[TASK DIRECTIONS]
Scan the data. Collect each line that contains the word "Каталог".

[LISTED ENTRIES]
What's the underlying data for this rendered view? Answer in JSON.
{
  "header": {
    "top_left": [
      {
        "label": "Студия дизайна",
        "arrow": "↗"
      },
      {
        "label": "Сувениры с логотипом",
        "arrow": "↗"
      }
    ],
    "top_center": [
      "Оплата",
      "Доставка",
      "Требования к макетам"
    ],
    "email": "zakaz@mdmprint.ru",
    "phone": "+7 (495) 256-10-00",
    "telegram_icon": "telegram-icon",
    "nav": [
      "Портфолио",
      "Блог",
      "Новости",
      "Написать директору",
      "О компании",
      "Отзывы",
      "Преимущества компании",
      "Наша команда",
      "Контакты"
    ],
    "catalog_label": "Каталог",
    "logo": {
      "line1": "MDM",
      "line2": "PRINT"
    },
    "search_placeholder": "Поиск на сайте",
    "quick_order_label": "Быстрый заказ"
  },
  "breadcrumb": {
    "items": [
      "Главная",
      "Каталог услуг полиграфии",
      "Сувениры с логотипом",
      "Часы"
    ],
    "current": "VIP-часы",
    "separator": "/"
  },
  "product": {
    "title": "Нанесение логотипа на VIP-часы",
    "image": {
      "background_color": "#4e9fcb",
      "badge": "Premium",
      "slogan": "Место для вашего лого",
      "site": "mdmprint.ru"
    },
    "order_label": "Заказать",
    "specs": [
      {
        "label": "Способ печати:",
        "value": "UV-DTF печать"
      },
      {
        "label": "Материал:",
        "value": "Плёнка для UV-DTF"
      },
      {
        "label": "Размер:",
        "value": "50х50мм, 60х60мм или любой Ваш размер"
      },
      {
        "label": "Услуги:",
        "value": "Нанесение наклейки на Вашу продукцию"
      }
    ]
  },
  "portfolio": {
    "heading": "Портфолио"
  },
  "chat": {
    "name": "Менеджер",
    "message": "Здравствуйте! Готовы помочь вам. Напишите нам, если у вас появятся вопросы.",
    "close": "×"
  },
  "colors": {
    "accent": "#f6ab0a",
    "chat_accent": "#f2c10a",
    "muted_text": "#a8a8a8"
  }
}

...

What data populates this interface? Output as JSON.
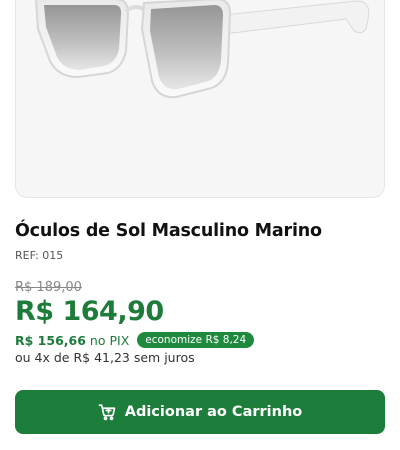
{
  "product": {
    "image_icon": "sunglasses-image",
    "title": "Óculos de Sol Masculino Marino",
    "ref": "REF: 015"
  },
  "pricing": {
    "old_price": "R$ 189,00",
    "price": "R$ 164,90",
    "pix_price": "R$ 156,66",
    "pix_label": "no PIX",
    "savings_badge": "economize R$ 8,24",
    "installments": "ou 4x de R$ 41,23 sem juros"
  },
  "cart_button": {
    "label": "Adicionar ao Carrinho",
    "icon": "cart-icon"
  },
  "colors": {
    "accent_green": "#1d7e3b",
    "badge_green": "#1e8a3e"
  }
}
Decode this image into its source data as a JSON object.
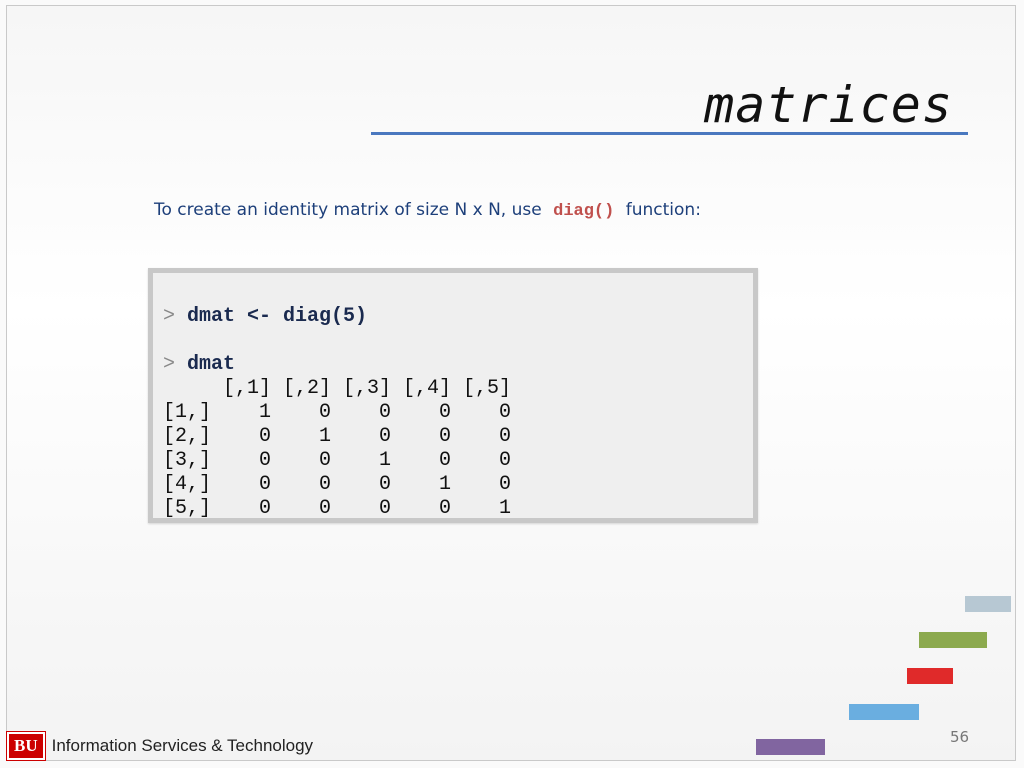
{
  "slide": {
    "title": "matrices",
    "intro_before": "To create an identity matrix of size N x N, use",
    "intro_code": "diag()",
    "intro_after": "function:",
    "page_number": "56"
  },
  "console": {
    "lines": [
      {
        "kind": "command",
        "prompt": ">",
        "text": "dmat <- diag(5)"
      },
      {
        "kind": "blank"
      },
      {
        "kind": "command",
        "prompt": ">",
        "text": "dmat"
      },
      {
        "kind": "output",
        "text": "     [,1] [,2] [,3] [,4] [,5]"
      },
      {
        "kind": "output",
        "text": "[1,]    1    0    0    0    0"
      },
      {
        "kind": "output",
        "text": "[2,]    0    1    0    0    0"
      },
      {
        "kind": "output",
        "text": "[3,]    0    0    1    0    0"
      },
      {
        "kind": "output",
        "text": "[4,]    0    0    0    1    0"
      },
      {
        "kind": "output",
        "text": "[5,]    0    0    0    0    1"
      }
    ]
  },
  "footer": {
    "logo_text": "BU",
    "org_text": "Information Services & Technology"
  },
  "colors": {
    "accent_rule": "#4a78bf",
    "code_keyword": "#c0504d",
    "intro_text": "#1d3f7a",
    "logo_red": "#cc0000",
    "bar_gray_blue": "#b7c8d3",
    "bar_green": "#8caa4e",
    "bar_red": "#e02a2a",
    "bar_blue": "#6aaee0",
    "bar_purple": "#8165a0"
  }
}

[WORKED SOLUTION]
    "catalog_label": "Каталог",
      "Каталог услуг полиграфии",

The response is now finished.